▸ Excerpt to read

──────────────────────────────

Interfaces

My teacher keeps talking about interfaces and Coding To The Interface and extending interfaces and implementing interfaces and faces faces faces.  While I'm still confused.. I get that they're sort of abstract classes that tell what the class should do without implementation.  But why are they different from inheritance, why are they better, when should we use either, what is inheritance anyway?  I guess that's a topic for another day.

Okay..

So interfaces are basically what separates the outside world from actual implementation.  Like a car, you can control how fast it goes (gas pedal), how much it turns (steering wheel), and.. that's pretty much it.  You don't need to know anything else.  An interface is a set of requirements (I'm gonna be repeating myself a lot here because I'm reading from at least three different sources, and repetition really helps to solidify the concepts in my poor sleep-deprived brain)

──────────────────────────────

▸ Dataset
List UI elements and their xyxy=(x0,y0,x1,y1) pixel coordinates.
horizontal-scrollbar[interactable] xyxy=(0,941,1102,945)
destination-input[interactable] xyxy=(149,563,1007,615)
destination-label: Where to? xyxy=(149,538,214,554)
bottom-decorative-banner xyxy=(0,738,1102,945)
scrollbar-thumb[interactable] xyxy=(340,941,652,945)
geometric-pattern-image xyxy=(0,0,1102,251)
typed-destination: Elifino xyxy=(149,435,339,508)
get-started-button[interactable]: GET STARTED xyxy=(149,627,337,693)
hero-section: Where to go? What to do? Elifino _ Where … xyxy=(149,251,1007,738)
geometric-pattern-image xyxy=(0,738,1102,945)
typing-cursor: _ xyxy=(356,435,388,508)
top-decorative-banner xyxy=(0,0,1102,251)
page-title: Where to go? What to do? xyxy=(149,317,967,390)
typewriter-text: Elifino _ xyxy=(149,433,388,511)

──────────────────────────────

▸ Exercise requirements
**1)** In the post on interfaces, which two car controls are given as examples, and what does each one control?
**2)** Update the listing from its first line down to the line containing "page-title: Where to" by changing "decorative" to "ornamental", and leave everything else as it is.

▸ Responses per task
**1)** The gas pedal controls how fast the car goes, and the steering wheel controls how much it turns.

**2)**
List UI elements and their xyxy=(x0,y0,x1,y1) pixel coordinates.
horizontal-scrollbar[interactable] xyxy=(0,941,1102,945)
destination-input[interactable] xyxy=(149,563,1007,615)
destination-label: Where to? xyxy=(149,538,214,554)
bottom-ornamental-banner xyxy=(0,738,1102,945)
scrollbar-thumb[interactable] xyxy=(340,941,652,945)
geometric-pattern-image xyxy=(0,0,1102,251)
typed-destination: Elifino xyxy=(149,435,339,508)
get-started-button[interactable]: GET STARTED xyxy=(149,627,337,693)
hero-section: Where to go? What to do? Elifino _ Where … xyxy=(149,251,1007,738)
geometric-pattern-image xyxy=(0,738,1102,945)
typing-cursor: _ xyxy=(356,435,388,508)
top-ornamental-banner xyxy=(0,0,1102,251)
page-title: Where to go? What to do? xyxy=(149,317,967,390)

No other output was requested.